### Dataset rows

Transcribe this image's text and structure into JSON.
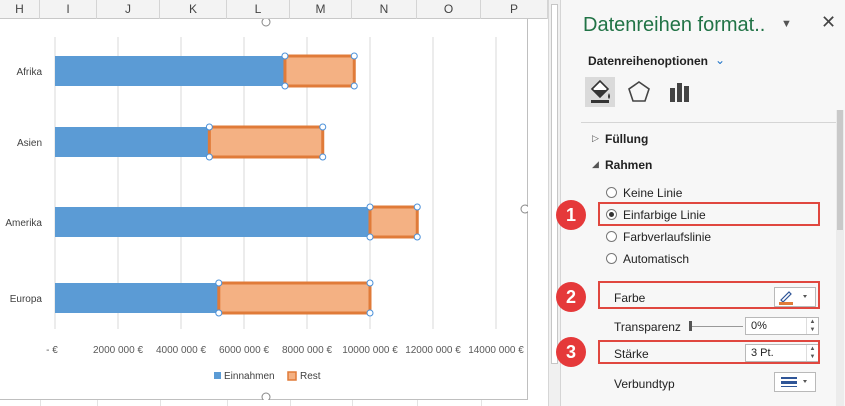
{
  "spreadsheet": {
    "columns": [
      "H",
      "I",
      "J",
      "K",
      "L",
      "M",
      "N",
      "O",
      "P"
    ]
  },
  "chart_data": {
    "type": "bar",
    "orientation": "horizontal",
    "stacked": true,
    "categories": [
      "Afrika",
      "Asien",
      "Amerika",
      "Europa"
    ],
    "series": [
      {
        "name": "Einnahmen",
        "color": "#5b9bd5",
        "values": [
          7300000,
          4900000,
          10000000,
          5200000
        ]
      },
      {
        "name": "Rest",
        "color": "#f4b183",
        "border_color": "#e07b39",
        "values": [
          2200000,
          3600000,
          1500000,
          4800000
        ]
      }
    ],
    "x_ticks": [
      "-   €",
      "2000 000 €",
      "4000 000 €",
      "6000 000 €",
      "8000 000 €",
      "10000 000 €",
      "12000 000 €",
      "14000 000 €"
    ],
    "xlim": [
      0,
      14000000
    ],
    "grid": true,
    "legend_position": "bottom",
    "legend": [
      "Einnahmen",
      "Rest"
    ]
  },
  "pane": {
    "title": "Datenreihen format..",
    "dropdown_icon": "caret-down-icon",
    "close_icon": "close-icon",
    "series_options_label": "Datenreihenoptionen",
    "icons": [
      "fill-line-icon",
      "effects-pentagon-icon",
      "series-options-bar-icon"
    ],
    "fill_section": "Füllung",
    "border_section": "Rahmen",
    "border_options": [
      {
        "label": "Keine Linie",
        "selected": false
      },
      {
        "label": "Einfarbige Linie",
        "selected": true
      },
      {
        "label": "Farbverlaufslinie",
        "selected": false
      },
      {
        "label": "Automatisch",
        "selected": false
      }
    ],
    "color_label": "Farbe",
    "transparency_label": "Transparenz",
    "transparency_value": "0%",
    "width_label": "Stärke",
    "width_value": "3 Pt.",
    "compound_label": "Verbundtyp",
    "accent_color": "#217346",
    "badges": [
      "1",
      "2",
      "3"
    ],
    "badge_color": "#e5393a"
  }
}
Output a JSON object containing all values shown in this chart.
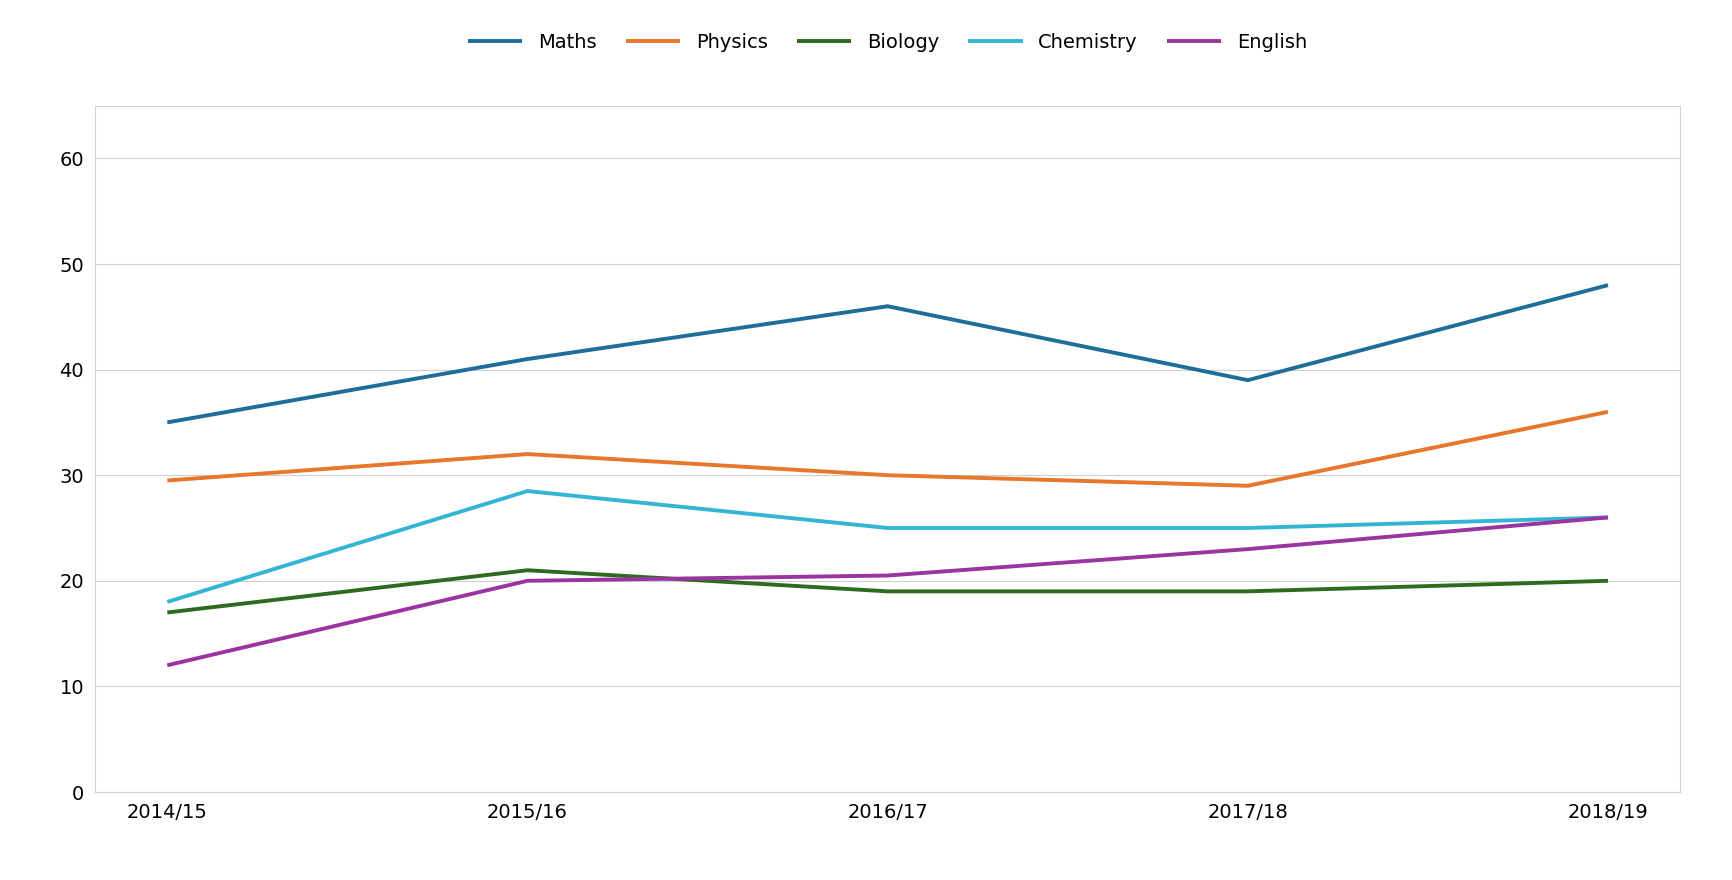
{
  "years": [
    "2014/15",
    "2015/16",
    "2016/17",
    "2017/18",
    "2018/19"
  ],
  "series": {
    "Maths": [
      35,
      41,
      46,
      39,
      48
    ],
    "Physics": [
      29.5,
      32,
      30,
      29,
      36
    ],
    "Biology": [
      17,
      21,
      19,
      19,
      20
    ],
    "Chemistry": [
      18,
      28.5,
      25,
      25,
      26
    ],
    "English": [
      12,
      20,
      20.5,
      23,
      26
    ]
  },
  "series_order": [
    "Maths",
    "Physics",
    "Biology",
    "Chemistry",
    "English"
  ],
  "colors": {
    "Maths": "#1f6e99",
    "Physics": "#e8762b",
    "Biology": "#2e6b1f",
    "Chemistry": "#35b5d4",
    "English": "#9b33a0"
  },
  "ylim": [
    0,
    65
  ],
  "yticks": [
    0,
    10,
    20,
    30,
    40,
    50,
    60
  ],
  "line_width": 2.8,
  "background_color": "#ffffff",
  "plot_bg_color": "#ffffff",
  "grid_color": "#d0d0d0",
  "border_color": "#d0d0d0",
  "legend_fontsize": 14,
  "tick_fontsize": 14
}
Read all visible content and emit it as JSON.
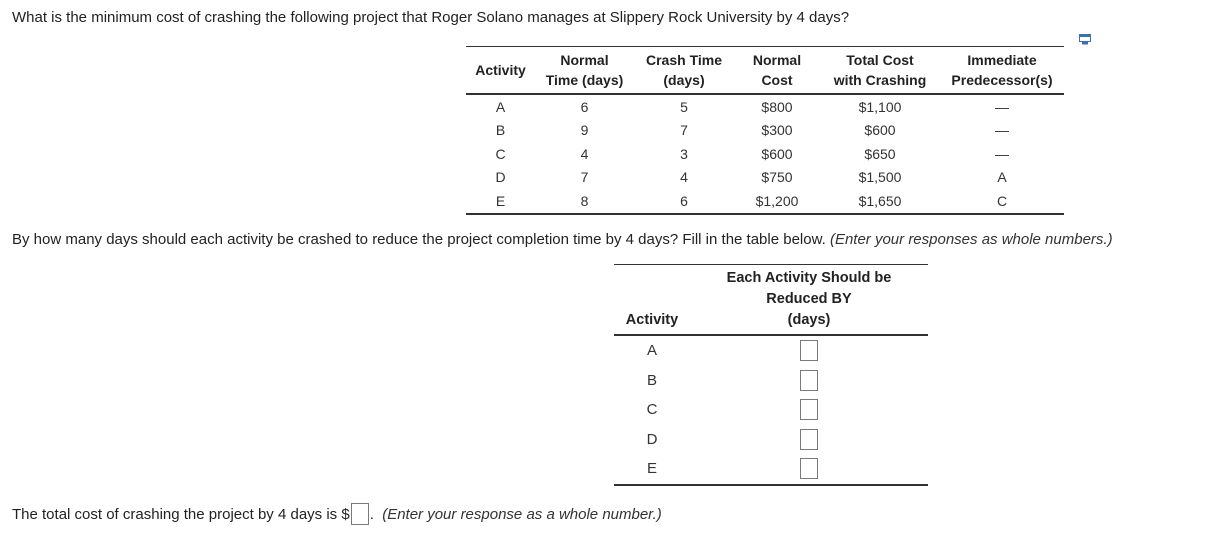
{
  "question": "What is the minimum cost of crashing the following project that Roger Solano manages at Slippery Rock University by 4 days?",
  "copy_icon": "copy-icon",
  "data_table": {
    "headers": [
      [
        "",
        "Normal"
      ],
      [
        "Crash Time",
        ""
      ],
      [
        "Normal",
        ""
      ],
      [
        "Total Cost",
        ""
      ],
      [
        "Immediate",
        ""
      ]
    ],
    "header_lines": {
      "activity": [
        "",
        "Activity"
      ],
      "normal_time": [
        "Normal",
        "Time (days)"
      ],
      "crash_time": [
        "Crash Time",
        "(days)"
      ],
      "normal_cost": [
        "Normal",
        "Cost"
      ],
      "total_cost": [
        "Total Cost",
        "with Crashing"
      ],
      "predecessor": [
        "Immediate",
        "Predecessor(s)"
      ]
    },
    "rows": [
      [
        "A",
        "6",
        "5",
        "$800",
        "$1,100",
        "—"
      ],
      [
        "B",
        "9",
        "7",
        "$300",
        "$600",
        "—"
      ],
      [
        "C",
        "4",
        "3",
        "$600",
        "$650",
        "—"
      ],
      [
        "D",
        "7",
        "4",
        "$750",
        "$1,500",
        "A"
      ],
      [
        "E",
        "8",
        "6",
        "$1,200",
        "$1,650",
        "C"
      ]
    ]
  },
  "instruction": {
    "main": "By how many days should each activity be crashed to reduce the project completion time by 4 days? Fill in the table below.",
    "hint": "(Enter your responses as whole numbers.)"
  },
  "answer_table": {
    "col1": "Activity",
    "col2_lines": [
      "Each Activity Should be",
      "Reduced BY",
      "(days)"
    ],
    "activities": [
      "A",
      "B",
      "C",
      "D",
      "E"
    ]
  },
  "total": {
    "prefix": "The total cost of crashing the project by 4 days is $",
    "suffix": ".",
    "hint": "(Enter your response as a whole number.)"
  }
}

######

- _Exercise task_
Go over the records above and tally the lines with the word "JSON" in them. Give the number alone.

- _Answer in full_
3